Stored data entries:
□ □ □ □ □
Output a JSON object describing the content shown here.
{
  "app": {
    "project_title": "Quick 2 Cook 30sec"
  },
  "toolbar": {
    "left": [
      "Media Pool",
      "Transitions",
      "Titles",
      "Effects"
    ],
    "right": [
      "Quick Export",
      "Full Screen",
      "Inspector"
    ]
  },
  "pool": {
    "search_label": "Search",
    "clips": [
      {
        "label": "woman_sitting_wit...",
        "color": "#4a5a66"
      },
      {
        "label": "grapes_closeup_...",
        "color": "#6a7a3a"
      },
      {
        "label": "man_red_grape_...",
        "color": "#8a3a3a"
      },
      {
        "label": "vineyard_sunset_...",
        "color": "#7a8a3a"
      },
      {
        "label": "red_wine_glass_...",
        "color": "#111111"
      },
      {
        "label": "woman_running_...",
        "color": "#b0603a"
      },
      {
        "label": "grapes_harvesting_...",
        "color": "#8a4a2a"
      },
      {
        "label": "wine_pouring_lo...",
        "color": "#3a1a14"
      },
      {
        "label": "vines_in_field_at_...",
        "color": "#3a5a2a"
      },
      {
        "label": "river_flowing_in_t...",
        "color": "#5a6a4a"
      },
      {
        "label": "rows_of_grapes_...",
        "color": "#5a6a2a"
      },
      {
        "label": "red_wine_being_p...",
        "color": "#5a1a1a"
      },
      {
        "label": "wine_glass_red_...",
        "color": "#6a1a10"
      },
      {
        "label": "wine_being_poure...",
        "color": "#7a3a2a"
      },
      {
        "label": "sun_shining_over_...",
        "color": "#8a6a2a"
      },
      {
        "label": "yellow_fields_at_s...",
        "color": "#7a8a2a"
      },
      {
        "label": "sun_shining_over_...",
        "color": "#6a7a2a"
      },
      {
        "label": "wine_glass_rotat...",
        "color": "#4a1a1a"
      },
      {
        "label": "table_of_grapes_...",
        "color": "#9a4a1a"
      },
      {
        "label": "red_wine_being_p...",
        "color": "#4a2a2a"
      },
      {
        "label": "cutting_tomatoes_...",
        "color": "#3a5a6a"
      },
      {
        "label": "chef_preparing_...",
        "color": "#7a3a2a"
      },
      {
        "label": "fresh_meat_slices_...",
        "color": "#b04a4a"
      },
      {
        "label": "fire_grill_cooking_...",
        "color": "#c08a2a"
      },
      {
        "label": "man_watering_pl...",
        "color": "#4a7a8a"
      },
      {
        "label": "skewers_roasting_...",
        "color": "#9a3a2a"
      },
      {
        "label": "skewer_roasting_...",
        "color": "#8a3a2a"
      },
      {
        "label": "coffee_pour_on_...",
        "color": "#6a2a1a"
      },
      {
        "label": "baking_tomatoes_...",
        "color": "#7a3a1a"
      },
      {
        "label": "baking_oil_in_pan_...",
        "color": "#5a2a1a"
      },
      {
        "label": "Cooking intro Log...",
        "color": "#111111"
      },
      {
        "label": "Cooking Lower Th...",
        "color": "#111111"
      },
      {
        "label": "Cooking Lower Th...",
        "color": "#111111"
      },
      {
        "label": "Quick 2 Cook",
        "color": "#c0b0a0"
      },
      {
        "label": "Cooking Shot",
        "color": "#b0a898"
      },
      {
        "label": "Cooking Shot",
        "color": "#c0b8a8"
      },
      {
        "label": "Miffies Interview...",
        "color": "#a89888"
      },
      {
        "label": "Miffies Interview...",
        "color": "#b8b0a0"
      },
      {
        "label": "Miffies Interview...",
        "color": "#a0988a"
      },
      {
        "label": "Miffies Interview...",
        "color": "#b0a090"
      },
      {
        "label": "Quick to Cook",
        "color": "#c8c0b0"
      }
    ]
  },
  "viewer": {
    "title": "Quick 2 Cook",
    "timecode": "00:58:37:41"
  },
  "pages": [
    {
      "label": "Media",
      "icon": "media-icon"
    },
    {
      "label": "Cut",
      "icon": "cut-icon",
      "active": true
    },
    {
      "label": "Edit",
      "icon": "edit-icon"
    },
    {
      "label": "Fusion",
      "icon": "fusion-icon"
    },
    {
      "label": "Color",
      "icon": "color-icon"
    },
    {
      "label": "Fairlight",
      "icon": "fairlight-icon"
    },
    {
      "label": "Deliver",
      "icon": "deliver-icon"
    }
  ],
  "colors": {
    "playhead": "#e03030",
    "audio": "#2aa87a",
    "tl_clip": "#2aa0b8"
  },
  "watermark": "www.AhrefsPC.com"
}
□ □ □ □ □
■ **WORK INSTRUCTIONS**
Retype all the records, matching them exactly.

■ **SOLUTION TO THE PROBLEM**
Output a JSON object describing the content shown here.
{
  "app": {
    "project_title": "Quick 2 Cook 30sec"
  },
  "toolbar": {
    "left": [
      "Media Pool",
      "Transitions",
      "Titles",
      "Effects"
    ],
    "right": [
      "Quick Export",
      "Full Screen",
      "Inspector"
    ]
  },
  "pool": {
    "search_label": "Search",
    "clips": [
      {
        "label": "woman_sitting_wit...",
        "color": "#4a5a66"
      },
      {
        "label": "grapes_closeup_...",
        "color": "#6a7a3a"
      },
      {
        "label": "man_red_grape_...",
        "color": "#8a3a3a"
      },
      {
        "label": "vineyard_sunset_...",
        "color": "#7a8a3a"
      },
      {
        "label": "red_wine_glass_...",
        "color": "#111111"
      },
      {
        "label": "woman_running_...",
        "color": "#b0603a"
      },
      {
        "label": "grapes_harvesting_...",
        "color": "#8a4a2a"
      },
      {
        "label": "wine_pouring_lo...",
        "color": "#3a1a14"
      },
      {
        "label": "vines_in_field_at_...",
        "color": "#3a5a2a"
      },
      {
        "label": "river_flowing_in_t...",
        "color": "#5a6a4a"
      },
      {
        "label": "rows_of_grapes_...",
        "color": "#5a6a2a"
      },
      {
        "label": "red_wine_being_p...",
        "color": "#5a1a1a"
      },
      {
        "label": "wine_glass_red_...",
        "color": "#6a1a10"
      },
      {
        "label": "wine_being_poure...",
        "color": "#7a3a2a"
      },
      {
        "label": "sun_shining_over_...",
        "color": "#8a6a2a"
      },
      {
        "label": "yellow_fields_at_s...",
        "color": "#7a8a2a"
      },
      {
        "label": "sun_shining_over_...",
        "color": "#6a7a2a"
      },
      {
        "label": "wine_glass_rotat...",
        "color": "#4a1a1a"
      },
      {
        "label": "table_of_grapes_...",
        "color": "#9a4a1a"
      },
      {
        "label": "red_wine_being_p...",
        "color": "#4a2a2a"
      },
      {
        "label": "cutting_tomatoes_...",
        "color": "#3a5a6a"
      },
      {
        "label": "chef_preparing_...",
        "color": "#7a3a2a"
      },
      {
        "label": "fresh_meat_slices_...",
        "color": "#b04a4a"
      },
      {
        "label": "fire_grill_cooking_...",
        "color": "#c08a2a"
      },
      {
        "label": "man_watering_pl...",
        "color": "#4a7a8a"
      },
      {
        "label": "skewers_roasting_...",
        "color": "#9a3a2a"
      },
      {
        "label": "skewer_roasting_...",
        "color": "#8a3a2a"
      },
      {
        "label": "coffee_pour_on_...",
        "color": "#6a2a1a"
      },
      {
        "label": "baking_tomatoes_...",
        "color": "#7a3a1a"
      },
      {
        "label": "baking_oil_in_pan_...",
        "color": "#5a2a1a"
      },
      {
        "label": "Cooking intro Log...",
        "color": "#111111"
      },
      {
        "label": "Cooking Lower Th...",
        "color": "#111111"
      },
      {
        "label": "Cooking Lower Th...",
        "color": "#111111"
      },
      {
        "label": "Quick 2 Cook",
        "color": "#c0b0a0"
      },
      {
        "label": "Cooking Shot",
        "color": "#b0a898"
      },
      {
        "label": "Cooking Shot",
        "color": "#c0b8a8"
      },
      {
        "label": "Miffies Interview...",
        "color": "#a89888"
      },
      {
        "label": "Miffies Interview...",
        "color": "#b8b0a0"
      },
      {
        "label": "Miffies Interview...",
        "color": "#a0988a"
      },
      {
        "label": "Miffies Interview...",
        "color": "#b0a090"
      },
      {
        "label": "Quick to Cook",
        "color": "#c8c0b0"
      }
    ]
  },
  "viewer": {
    "title": "Quick 2 Cook",
    "timecode": "00:58:37:41"
  },
  "pages": [
    {
      "label": "Media",
      "icon": "media-icon"
    },
    {
      "label": "Cut",
      "icon": "cut-icon",
      "active": true
    },
    {
      "label": "Edit",
      "icon": "edit-icon"
    },
    {
      "label": "Fusion",
      "icon": "fusion-icon"
    },
    {
      "label": "Color",
      "icon": "color-icon"
    },
    {
      "label": "Fairlight",
      "icon": "fairlight-icon"
    },
    {
      "label": "Deliver",
      "icon": "deliver-icon"
    }
  ],
  "colors": {
    "playhead": "#e03030",
    "audio": "#2aa87a",
    "tl_clip": "#2aa0b8"
  },
  "watermark": "www.AhrefsPC.com"
}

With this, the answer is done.